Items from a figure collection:
------------------------------------------------------------------------
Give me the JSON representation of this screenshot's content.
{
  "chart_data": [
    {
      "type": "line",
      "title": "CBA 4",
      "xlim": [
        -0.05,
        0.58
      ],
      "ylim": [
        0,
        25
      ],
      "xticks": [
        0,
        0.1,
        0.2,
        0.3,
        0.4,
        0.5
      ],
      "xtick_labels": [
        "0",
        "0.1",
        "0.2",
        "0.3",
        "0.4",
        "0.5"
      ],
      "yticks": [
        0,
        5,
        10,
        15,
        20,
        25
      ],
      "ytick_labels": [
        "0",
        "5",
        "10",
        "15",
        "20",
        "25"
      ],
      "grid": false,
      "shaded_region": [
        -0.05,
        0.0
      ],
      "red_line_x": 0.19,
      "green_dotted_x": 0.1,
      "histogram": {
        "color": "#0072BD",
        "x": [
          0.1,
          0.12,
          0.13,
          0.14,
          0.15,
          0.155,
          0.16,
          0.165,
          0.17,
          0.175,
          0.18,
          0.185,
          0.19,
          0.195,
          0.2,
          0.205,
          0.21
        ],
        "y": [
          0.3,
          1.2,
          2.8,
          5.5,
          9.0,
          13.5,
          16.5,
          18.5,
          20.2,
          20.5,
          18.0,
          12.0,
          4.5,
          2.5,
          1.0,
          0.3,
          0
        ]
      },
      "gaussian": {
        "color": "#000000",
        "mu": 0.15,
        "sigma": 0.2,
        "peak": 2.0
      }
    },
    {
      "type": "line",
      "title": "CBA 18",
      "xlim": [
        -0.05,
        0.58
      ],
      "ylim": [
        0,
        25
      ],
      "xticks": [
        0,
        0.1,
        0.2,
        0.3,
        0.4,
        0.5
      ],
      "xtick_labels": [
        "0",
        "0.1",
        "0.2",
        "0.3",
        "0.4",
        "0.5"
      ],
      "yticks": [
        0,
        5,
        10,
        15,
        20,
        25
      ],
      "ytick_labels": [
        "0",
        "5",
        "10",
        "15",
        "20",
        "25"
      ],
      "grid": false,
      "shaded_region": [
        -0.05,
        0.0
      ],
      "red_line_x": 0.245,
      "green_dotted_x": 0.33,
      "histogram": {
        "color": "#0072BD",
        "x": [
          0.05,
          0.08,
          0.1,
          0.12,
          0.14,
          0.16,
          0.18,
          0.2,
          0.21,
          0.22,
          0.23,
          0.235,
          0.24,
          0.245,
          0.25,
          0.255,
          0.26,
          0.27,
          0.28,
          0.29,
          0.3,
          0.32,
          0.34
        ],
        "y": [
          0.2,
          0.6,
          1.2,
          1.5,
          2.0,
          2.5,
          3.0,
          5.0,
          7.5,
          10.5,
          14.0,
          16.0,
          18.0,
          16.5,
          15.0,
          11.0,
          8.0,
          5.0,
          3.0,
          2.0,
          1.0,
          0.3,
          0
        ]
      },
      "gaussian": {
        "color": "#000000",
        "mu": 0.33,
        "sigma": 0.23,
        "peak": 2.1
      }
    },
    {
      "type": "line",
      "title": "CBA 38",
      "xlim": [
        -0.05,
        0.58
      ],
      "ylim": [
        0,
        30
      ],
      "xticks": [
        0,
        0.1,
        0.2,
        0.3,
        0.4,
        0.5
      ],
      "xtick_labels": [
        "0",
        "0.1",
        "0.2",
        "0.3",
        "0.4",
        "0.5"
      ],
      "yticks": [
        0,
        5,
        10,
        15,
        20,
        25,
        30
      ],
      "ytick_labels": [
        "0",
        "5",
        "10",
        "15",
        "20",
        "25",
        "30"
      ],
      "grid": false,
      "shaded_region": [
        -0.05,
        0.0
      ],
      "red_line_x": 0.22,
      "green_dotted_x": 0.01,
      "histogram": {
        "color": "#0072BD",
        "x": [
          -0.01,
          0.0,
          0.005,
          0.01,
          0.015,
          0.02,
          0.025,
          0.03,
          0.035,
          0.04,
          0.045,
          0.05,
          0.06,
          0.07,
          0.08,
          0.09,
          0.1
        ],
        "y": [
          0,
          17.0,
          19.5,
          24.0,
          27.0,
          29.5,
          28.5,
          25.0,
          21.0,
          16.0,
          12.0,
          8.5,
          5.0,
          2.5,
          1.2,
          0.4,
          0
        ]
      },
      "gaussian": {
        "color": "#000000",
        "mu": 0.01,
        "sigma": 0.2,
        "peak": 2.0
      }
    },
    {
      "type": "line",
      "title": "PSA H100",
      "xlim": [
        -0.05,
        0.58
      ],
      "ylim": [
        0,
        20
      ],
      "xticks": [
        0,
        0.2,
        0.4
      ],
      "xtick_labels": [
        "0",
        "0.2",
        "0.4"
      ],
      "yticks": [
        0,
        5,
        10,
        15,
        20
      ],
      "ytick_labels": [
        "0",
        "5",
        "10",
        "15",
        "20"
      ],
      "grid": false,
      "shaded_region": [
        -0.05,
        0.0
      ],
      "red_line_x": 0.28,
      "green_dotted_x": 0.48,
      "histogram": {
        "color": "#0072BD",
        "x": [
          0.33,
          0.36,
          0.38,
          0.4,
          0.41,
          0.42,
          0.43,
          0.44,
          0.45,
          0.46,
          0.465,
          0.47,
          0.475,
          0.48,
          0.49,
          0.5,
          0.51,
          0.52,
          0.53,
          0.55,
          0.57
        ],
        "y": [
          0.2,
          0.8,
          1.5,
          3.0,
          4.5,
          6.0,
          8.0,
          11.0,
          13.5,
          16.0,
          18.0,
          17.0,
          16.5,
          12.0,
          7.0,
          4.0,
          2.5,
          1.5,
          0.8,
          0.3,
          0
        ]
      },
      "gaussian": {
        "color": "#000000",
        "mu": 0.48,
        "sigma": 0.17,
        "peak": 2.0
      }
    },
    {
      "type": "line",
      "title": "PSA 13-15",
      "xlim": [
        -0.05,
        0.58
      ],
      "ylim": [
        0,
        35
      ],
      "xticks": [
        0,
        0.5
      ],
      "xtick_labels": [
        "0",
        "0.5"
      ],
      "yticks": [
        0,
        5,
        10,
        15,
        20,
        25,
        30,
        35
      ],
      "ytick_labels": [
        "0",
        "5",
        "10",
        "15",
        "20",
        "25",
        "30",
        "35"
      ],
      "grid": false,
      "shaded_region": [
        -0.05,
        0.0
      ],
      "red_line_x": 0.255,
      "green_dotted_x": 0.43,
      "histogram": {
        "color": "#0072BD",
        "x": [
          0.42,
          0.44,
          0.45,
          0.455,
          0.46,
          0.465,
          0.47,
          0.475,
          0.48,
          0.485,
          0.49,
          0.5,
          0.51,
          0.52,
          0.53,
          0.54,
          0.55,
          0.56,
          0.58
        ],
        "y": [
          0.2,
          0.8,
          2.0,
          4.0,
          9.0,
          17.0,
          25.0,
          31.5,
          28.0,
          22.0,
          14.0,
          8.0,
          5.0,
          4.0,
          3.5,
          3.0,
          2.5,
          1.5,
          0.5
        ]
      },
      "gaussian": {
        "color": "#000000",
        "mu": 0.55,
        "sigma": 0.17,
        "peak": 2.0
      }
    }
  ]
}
------------------------------------------------------------------------
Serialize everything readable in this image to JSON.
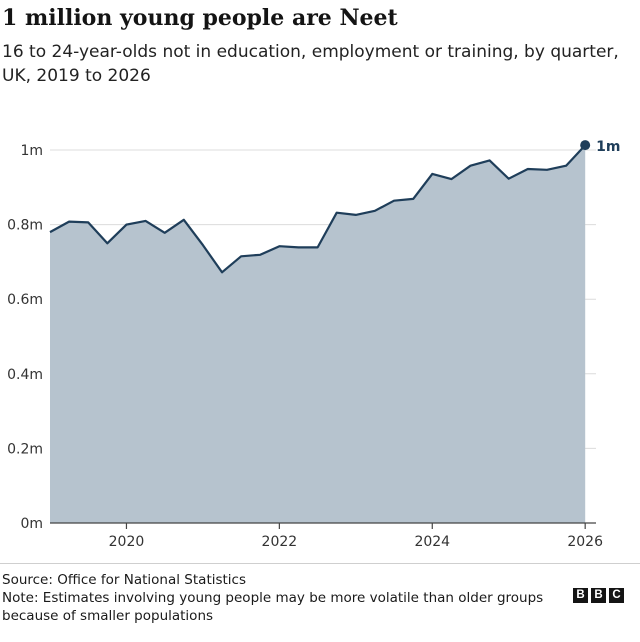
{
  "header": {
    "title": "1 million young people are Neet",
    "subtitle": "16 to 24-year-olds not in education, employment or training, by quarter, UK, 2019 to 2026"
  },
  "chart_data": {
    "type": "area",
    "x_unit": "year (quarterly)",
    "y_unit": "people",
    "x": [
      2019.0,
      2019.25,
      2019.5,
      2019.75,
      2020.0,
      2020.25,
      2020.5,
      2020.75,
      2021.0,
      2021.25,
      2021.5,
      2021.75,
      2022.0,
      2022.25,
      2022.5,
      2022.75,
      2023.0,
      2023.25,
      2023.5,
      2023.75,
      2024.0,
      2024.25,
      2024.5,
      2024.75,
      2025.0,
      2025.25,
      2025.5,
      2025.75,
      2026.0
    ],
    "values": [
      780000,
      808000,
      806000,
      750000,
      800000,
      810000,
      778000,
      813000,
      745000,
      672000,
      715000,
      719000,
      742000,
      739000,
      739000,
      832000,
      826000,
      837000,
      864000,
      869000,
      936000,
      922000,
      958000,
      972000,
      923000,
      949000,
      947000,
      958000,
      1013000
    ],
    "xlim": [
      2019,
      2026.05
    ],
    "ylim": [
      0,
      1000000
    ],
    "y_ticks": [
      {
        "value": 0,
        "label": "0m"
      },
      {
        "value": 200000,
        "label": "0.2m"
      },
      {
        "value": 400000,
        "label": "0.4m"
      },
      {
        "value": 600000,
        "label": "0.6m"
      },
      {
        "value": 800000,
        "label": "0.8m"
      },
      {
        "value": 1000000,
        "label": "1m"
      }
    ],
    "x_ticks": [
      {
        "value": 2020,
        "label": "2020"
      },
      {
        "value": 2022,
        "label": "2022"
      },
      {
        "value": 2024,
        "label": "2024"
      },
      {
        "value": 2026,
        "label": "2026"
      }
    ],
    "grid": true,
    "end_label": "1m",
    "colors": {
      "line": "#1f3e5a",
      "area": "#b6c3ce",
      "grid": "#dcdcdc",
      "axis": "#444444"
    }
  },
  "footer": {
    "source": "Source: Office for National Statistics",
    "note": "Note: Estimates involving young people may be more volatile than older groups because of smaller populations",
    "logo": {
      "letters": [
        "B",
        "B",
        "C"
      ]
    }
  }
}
------------------------------------------------------------------------
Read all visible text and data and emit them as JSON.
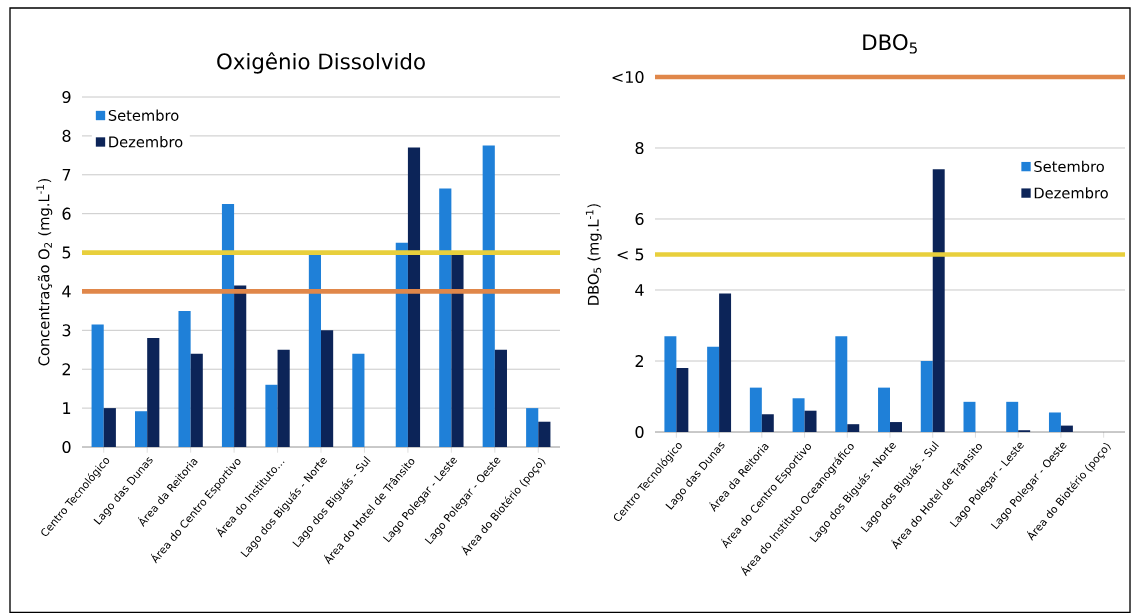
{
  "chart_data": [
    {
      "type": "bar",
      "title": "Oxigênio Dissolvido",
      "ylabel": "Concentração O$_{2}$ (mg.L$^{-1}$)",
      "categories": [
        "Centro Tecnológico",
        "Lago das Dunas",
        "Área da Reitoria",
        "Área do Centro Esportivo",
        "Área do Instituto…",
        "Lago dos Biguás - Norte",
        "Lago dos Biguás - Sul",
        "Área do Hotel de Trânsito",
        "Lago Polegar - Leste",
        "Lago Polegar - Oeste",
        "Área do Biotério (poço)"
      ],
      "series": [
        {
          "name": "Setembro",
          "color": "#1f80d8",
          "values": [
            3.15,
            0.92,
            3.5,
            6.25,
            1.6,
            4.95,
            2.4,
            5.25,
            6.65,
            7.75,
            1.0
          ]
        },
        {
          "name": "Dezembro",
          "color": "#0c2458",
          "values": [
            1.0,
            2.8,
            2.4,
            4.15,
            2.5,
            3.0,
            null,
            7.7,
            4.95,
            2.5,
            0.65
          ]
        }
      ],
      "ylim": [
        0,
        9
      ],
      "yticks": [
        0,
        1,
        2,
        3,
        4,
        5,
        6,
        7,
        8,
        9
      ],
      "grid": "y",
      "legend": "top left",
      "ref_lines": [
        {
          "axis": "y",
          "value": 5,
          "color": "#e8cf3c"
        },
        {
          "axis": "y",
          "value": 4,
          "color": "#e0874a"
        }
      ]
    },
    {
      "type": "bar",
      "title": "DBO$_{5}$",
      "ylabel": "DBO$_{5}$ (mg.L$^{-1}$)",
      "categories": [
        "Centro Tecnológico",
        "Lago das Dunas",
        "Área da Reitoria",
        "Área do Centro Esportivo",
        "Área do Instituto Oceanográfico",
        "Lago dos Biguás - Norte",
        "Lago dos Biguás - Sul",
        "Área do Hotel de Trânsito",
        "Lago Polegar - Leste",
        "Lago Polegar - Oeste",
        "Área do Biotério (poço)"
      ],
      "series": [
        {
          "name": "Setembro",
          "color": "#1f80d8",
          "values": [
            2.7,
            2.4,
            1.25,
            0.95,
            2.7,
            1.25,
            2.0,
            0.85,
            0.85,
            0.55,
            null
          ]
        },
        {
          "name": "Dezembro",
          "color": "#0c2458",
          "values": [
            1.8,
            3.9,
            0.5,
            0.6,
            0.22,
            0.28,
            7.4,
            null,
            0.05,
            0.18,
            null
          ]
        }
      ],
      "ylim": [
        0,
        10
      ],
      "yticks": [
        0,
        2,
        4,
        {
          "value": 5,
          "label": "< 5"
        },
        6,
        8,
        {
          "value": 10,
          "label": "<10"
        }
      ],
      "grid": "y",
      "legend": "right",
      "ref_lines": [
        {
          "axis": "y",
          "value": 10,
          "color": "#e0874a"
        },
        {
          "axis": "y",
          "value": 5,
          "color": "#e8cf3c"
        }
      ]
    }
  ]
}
------------------------------------------------------------------------
• **WHAT IS ASKED**
Copy each line of the preceding data that contains the string "this".

• **SOLUTION**
Give me the JSON representation of this screenshot's content.
Serialize everything readable in this image to JSON.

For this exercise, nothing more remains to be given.